→ **EXERCISE AIM**: Report every line in the listing below where the string "reason" shows up.

→ **RAW RECORDS**:
>>>>
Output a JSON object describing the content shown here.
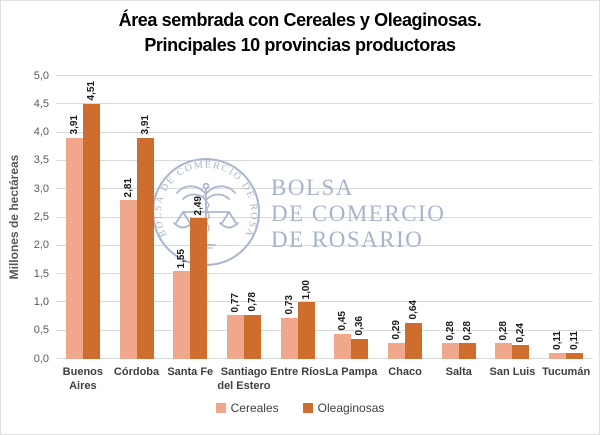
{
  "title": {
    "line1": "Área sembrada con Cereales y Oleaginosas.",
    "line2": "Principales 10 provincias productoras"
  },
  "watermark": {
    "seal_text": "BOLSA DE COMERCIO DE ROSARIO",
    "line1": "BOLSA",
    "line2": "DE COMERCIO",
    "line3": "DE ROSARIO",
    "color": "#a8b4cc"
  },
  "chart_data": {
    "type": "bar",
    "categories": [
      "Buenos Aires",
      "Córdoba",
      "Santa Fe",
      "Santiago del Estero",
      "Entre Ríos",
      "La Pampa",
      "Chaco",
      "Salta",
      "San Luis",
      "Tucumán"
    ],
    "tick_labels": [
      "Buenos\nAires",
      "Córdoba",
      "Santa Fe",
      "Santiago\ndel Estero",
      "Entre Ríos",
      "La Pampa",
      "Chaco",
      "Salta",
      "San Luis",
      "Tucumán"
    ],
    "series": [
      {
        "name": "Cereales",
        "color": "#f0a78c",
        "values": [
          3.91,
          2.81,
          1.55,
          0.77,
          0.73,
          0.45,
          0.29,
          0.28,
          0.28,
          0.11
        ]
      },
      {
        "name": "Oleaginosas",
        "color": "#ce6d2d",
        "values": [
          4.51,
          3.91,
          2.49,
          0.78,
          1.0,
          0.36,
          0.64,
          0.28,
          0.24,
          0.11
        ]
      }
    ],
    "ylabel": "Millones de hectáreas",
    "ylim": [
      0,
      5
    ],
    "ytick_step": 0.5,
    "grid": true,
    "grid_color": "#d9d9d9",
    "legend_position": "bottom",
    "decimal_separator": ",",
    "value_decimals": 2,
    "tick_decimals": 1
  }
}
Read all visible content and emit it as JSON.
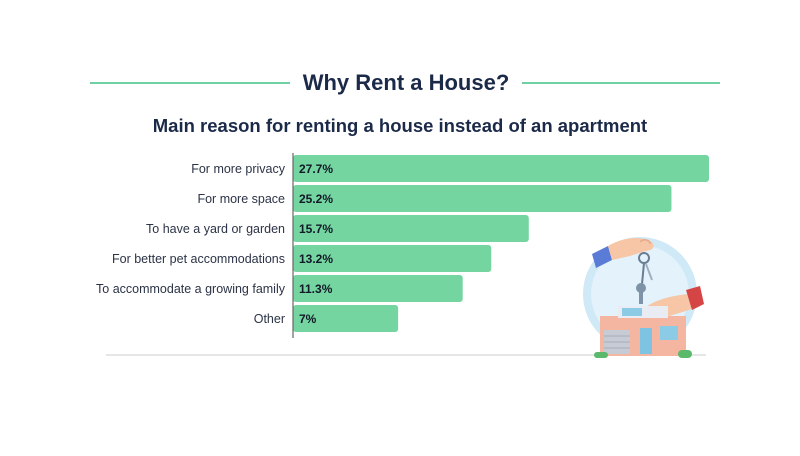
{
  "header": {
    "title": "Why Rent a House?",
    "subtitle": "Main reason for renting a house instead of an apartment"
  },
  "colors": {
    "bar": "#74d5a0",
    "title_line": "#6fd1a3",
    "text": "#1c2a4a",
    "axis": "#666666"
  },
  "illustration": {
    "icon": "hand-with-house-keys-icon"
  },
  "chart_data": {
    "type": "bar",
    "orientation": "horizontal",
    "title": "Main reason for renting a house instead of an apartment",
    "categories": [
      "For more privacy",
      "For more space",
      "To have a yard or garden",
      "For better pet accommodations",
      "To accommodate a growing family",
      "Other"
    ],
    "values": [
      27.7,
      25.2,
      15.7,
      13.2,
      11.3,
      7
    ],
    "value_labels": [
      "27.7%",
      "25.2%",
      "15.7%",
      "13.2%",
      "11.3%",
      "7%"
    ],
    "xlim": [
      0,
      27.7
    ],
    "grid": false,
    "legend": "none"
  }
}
<<<<
→ **RESPONSE**:
    "subtitle": "Main reason for renting a house instead of an apartment"
    "title": "Main reason for renting a house instead of an apartment",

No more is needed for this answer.